**STATED TASK**
The entries below are to be written out again without alteration.

--- Begin ---

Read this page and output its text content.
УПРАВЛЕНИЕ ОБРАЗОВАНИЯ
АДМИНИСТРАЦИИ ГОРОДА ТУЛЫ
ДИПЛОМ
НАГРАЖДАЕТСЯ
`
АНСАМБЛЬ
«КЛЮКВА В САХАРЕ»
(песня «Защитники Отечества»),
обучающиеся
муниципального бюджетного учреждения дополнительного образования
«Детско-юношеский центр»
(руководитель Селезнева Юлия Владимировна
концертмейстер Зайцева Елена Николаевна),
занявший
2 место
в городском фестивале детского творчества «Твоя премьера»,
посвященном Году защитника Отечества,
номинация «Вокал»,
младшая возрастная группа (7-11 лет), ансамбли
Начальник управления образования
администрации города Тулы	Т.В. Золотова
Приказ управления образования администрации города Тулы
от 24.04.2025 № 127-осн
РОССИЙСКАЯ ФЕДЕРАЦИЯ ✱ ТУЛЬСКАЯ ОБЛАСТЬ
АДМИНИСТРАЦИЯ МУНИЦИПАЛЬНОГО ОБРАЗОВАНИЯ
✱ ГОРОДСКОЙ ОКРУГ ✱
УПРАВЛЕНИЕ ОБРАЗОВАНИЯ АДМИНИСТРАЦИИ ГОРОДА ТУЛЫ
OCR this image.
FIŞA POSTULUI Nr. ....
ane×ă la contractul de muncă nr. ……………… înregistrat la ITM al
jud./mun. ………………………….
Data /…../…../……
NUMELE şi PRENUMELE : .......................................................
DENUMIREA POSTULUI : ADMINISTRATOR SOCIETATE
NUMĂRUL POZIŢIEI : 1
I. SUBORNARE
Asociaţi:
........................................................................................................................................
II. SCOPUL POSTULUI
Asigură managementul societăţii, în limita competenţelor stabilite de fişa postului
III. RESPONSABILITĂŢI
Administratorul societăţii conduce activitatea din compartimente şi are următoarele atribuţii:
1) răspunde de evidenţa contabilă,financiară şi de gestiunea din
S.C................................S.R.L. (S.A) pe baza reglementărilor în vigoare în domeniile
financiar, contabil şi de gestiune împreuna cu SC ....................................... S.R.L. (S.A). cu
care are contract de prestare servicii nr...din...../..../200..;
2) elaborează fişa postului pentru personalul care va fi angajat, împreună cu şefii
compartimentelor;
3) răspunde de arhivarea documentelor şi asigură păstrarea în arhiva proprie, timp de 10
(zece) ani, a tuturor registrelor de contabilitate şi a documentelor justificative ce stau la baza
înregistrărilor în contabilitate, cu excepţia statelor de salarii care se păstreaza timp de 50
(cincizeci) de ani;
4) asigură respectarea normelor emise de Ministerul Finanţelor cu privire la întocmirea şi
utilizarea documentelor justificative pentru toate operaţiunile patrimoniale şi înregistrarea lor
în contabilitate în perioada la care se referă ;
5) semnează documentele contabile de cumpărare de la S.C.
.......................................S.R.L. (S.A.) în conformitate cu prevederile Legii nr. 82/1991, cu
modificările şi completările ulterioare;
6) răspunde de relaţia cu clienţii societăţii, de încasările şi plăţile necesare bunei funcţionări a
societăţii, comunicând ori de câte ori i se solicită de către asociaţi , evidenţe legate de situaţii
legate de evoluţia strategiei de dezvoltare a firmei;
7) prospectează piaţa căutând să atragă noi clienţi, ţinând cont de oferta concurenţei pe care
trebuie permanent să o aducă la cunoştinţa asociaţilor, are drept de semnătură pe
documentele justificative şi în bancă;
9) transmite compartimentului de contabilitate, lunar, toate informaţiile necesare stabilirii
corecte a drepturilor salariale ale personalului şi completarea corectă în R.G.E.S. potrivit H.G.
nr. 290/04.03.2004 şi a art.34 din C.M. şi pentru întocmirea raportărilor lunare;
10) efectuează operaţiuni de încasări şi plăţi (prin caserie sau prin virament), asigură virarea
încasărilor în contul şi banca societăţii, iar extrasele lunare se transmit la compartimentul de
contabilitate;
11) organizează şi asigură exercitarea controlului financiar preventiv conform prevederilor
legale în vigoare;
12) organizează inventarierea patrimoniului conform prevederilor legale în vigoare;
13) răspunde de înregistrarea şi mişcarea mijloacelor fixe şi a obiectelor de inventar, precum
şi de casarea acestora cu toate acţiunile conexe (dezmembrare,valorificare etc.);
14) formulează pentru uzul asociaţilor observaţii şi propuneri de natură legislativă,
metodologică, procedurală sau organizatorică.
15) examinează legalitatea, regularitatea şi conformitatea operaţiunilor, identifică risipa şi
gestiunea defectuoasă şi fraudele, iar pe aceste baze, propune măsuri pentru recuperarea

--- End ---

**FULL OUTPUT**
Read this page and output its text content.
УПРАВЛЕНИЕ ОБРАЗОВАНИЯ
АДМИНИСТРАЦИИ ГОРОДА ТУЛЫ
ДИПЛОМ
НАГРАЖДАЕТСЯ
`
АНСАМБЛЬ
«КЛЮКВА В САХАРЕ»
(песня «Защитники Отечества»),
обучающиеся
муниципального бюджетного учреждения дополнительного образования
«Детско-юношеский центр»
(руководитель Селезнева Юлия Владимировна
концертмейстер Зайцева Елена Николаевна),
занявший
2 место
в городском фестивале детского творчества «Твоя премьера»,
посвященном Году защитника Отечества,
номинация «Вокал»,
младшая возрастная группа (7-11 лет), ансамбли
Начальник управления образования
администрации города Тулы	Т.В. Золотова
Приказ управления образования администрации города Тулы
от 24.04.2025 № 127-осн
РОССИЙСКАЯ ФЕДЕРАЦИЯ ✱ ТУЛЬСКАЯ ОБЛАСТЬ
АДМИНИСТРАЦИЯ МУНИЦИПАЛЬНОГО ОБРАЗОВАНИЯ
✱ ГОРОДСКОЙ ОКРУГ ✱
УПРАВЛЕНИЕ ОБРАЗОВАНИЯ АДМИНИСТРАЦИИ ГОРОДА ТУЛЫ
OCR this image.
FIŞA POSTULUI Nr. ....
ane×ă la contractul de muncă nr. ……………… înregistrat la ITM al
jud./mun. ………………………….
Data /…../…../……
NUMELE şi PRENUMELE : .......................................................
DENUMIREA POSTULUI : ADMINISTRATOR SOCIETATE
NUMĂRUL POZIŢIEI : 1
I. SUBORNARE
Asociaţi:
........................................................................................................................................
II. SCOPUL POSTULUI
Asigură managementul societăţii, în limita competenţelor stabilite de fişa postului
III. RESPONSABILITĂŢI
Administratorul societăţii conduce activitatea din compartimente şi are următoarele atribuţii:
1) răspunde de evidenţa contabilă,financiară şi de gestiunea din
S.C................................S.R.L. (S.A) pe baza reglementărilor în vigoare în domeniile
financiar, contabil şi de gestiune împreuna cu SC ....................................... S.R.L. (S.A). cu
care are contract de prestare servicii nr...din...../..../200..;
2) elaborează fişa postului pentru personalul care va fi angajat, împreună cu şefii
compartimentelor;
3) răspunde de arhivarea documentelor şi asigură păstrarea în arhiva proprie, timp de 10
(zece) ani, a tuturor registrelor de contabilitate şi a documentelor justificative ce stau la baza
înregistrărilor în contabilitate, cu excepţia statelor de salarii care se păstreaza timp de 50
(cincizeci) de ani;
4) asigură respectarea normelor emise de Ministerul Finanţelor cu privire la întocmirea şi
utilizarea documentelor justificative pentru toate operaţiunile patrimoniale şi înregistrarea lor
în contabilitate în perioada la care se referă ;
5) semnează documentele contabile de cumpărare de la S.C.
.......................................S.R.L. (S.A.) în conformitate cu prevederile Legii nr. 82/1991, cu
modificările şi completările ulterioare;
6) răspunde de relaţia cu clienţii societăţii, de încasările şi plăţile necesare bunei funcţionări a
societăţii, comunicând ori de câte ori i se solicită de către asociaţi , evidenţe legate de situaţii
legate de evoluţia strategiei de dezvoltare a firmei;
7) prospectează piaţa căutând să atragă noi clienţi, ţinând cont de oferta concurenţei pe care
trebuie permanent să o aducă la cunoştinţa asociaţilor, are drept de semnătură pe
documentele justificative şi în bancă;
9) transmite compartimentului de contabilitate, lunar, toate informaţiile necesare stabilirii
corecte a drepturilor salariale ale personalului şi completarea corectă în R.G.E.S. potrivit H.G.
nr. 290/04.03.2004 şi a art.34 din C.M. şi pentru întocmirea raportărilor lunare;
10) efectuează operaţiuni de încasări şi plăţi (prin caserie sau prin virament), asigură virarea
încasărilor în contul şi banca societăţii, iar extrasele lunare se transmit la compartimentul de
contabilitate;
11) organizează şi asigură exercitarea controlului financiar preventiv conform prevederilor
legale în vigoare;
12) organizează inventarierea patrimoniului conform prevederilor legale în vigoare;
13) răspunde de înregistrarea şi mişcarea mijloacelor fixe şi a obiectelor de inventar, precum
şi de casarea acestora cu toate acţiunile conexe (dezmembrare,valorificare etc.);
14) formulează pentru uzul asociaţilor observaţii şi propuneri de natură legislativă,
metodologică, procedurală sau organizatorică.
15) examinează legalitatea, regularitatea şi conformitatea operaţiunilor, identifică risipa şi
gestiunea defectuoasă şi fraudele, iar pe aceste baze, propune măsuri pentru recuperarea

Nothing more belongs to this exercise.